Top of EXERCISE TEXT

Scientific classification
- Kingdom: Plantae
- Clade: Tracheophytes
- Clade: Angiosperms
- Clade: Eudicots
- Clade: Asterids
- Order: Ericales
- Family: Ericaceae
- Genus: Monotropsis
- Species: M. odorata
- Binomial name: Monotropsis odorata Schwein.
- Synonyms: Schweinitzia odorata ;

= Monotropsis odorata =

- Genus: Monotropsis
- Species: odorata
- Authority: Schwein.

Plant species in the heath family

Monotropsis odorata, commonly known as Appalachian pigmy pipes, is a species of flowering plant in the genus Monotropsis, part of heath family.

==Description==
Appalachian pigmy pipes is a small herbaceous plant with an above ground portion consisting entirely of inflorescences that grow to just 3 to 10 cm in height. The inflorescence is a raceme, a group of flowers attached to a stem without branches, with flowers nods when emerging from the soil, begin to face upwards when blooming, and become fully upright when fruiting. Its stem is maroon to dark-purple in color and is covered in 14 to 66 bracts. It bracts are lavender colored when fresh and paper-like and tan when mature.

Their flowers are noticeably fragrant and this is used by observers to locate the plants. The odor can be reminiscent of cloves, nutmeg, cinnamon, or violets.

Bottom of EXERCISE TEXT
Top of DATA TO EXAMINE

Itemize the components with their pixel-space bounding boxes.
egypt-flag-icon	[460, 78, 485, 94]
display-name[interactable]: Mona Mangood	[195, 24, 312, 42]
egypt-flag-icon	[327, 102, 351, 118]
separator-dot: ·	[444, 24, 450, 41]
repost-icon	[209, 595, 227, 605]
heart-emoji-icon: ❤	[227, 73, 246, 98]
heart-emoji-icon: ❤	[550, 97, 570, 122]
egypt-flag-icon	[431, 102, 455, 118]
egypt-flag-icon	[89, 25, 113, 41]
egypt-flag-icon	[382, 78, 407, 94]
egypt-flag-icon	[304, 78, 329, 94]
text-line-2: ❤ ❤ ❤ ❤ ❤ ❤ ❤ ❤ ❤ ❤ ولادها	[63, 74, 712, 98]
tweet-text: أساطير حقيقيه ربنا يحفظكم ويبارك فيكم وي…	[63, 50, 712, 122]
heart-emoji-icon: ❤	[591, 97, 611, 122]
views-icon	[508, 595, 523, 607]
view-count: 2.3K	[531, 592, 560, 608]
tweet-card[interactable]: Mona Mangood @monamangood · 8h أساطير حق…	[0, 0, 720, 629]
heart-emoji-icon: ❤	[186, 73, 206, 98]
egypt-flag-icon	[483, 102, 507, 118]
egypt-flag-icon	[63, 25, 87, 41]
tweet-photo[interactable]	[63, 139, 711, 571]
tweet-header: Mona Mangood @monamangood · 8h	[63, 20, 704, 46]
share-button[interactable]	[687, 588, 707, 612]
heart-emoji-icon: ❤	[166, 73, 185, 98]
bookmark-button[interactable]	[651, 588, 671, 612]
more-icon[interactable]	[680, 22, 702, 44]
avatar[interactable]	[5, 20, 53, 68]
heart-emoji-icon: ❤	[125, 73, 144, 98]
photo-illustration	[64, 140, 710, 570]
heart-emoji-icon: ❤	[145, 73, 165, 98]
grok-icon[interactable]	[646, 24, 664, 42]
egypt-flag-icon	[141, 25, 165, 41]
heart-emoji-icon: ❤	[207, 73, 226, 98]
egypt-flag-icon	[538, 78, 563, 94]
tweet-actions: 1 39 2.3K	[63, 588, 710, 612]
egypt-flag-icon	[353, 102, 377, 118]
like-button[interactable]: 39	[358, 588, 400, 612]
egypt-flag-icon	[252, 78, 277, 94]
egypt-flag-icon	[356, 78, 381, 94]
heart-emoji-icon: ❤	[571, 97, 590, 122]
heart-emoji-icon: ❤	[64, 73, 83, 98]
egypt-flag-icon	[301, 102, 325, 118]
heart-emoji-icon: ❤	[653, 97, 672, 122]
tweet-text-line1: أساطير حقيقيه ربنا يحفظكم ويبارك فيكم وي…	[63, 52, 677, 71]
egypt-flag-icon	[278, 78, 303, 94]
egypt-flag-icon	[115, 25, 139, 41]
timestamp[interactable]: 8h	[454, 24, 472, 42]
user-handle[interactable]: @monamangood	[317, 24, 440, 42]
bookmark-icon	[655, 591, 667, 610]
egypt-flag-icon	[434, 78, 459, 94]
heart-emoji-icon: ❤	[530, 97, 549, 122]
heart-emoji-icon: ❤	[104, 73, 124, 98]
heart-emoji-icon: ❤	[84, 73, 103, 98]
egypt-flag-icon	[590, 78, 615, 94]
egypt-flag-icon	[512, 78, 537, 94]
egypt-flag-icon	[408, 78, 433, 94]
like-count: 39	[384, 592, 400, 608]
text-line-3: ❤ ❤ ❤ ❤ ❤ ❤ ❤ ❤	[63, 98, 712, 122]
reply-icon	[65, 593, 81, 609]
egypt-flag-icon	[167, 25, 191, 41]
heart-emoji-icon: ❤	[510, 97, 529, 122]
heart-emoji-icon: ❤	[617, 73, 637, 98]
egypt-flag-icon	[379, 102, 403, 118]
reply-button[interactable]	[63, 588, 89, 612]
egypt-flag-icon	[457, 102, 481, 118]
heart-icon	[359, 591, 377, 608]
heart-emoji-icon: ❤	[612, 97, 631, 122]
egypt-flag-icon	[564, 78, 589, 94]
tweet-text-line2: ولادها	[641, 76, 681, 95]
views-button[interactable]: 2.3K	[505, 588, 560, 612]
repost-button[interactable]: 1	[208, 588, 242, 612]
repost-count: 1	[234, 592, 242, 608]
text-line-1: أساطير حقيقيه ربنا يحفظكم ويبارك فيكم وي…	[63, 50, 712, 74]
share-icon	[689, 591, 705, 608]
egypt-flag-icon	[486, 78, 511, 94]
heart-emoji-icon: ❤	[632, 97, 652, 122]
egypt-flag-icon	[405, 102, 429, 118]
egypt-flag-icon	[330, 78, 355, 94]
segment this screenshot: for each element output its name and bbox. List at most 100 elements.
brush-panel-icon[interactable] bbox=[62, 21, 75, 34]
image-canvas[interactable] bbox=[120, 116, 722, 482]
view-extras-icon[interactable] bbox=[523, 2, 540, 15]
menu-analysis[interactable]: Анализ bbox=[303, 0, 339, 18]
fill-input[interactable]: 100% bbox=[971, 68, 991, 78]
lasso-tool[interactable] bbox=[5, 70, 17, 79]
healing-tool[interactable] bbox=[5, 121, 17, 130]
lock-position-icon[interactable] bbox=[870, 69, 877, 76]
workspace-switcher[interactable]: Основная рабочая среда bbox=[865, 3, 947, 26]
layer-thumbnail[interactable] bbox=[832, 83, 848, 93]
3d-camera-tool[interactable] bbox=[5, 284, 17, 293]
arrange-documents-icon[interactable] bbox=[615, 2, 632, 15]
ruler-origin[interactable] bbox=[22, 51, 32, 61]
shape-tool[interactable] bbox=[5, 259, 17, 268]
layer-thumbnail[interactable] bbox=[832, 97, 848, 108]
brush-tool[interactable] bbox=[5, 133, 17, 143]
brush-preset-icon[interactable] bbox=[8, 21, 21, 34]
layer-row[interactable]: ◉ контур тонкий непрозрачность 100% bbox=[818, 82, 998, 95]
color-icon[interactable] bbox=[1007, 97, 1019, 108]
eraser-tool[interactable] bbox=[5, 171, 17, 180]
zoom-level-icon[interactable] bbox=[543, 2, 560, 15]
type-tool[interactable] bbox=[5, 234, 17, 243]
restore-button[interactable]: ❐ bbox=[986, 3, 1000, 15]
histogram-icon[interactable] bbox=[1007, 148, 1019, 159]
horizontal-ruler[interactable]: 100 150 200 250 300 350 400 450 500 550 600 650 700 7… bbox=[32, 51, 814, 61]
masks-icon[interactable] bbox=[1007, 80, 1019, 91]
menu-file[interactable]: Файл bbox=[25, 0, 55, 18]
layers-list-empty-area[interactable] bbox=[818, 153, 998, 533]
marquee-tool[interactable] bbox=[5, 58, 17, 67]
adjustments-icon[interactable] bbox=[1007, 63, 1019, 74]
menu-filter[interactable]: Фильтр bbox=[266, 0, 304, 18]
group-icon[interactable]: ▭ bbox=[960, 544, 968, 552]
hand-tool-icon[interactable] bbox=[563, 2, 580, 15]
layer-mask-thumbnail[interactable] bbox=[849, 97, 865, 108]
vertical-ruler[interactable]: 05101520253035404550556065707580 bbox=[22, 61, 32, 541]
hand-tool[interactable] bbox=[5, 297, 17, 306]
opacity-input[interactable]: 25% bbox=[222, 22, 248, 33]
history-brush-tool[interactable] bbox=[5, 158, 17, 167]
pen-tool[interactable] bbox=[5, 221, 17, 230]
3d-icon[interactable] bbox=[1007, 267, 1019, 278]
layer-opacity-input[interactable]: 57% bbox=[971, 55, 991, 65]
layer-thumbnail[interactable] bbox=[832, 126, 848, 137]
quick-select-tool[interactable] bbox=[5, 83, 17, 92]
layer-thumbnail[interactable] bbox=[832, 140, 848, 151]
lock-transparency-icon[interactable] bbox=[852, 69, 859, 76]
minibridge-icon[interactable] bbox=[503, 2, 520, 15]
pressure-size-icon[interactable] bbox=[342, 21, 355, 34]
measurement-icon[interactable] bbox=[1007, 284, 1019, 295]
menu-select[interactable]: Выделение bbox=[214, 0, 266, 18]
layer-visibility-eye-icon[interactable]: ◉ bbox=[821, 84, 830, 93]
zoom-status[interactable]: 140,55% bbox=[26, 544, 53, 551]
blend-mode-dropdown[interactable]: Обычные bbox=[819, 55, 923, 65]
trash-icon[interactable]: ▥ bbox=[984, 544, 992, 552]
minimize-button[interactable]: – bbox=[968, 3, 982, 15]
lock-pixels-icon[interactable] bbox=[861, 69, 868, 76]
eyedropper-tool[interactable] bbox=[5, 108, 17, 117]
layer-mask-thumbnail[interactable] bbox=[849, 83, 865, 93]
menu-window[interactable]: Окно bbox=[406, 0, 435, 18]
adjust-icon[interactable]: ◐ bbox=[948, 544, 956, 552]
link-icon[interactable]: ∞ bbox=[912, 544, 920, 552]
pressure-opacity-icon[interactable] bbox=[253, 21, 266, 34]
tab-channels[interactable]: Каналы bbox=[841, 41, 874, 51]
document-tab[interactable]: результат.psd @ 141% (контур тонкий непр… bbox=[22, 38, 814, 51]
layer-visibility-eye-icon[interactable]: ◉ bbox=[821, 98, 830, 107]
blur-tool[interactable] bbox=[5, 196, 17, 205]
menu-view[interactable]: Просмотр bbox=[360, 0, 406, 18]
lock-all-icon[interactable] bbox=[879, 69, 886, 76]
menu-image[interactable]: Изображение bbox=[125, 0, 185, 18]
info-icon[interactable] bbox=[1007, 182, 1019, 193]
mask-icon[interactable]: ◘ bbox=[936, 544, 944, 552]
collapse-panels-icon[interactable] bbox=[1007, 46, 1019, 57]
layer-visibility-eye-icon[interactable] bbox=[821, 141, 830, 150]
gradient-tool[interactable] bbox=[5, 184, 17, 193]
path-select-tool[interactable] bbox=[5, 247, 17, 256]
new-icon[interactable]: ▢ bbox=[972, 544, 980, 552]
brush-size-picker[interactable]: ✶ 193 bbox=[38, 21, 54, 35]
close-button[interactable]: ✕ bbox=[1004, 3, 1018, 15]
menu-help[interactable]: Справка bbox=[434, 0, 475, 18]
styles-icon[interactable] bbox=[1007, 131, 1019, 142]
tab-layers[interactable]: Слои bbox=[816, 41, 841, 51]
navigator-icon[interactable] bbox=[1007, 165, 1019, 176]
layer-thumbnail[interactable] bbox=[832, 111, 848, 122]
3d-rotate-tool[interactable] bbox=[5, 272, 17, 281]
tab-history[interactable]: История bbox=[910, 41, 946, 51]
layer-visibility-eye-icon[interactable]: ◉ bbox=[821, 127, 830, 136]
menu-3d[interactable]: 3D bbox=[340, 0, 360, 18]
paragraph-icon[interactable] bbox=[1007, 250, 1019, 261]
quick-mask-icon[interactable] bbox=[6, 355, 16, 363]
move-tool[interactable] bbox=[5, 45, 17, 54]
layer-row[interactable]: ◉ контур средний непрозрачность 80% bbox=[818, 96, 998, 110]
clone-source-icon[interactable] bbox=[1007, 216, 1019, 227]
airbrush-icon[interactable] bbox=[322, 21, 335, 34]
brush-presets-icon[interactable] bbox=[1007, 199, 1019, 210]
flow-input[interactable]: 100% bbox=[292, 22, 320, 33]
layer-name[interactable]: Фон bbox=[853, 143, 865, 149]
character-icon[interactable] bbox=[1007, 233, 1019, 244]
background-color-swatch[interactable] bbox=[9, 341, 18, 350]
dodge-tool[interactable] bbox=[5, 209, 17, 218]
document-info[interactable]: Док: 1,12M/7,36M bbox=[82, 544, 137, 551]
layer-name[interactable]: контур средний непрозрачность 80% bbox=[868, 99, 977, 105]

Bottom of DATA TO EXAMINE

§ **TASKS TO CARRY OUT**
**a.** According to the text on Monotropsis odorata, what can the odor of its flowers be reminiscent of?
**b.** Rewrite the text on Monotropsis odorata from "Plant species in" up to and including "tan when mature.", replacing "maroon" with "burgundy".

§ **RESPONSES TO THE EXERCISE**
**a.** Cloves, nutmeg, cinnamon, or violets.

**b.**
Plant species in the heath family

Monotropsis odorata, commonly known as Appalachian pigmy pipes, is a species of flowering plant in the genus Monotropsis, part of heath family.

==Description==
Appalachian pigmy pipes is a small herbaceous plant with an above ground portion consisting entirely of inflorescences that grow to just 3 to 10 cm in height. The inflorescence is a raceme, a group of flowers attached to a stem without branches, with flowers nods when emerging from the soil, begin to face upwards when blooming, and become fully upright when fruiting. Its stem is burgundy to dark-purple in color and is covered in 14 to 66 bracts. It bracts are lavender colored when fresh and paper-like and tan when mature.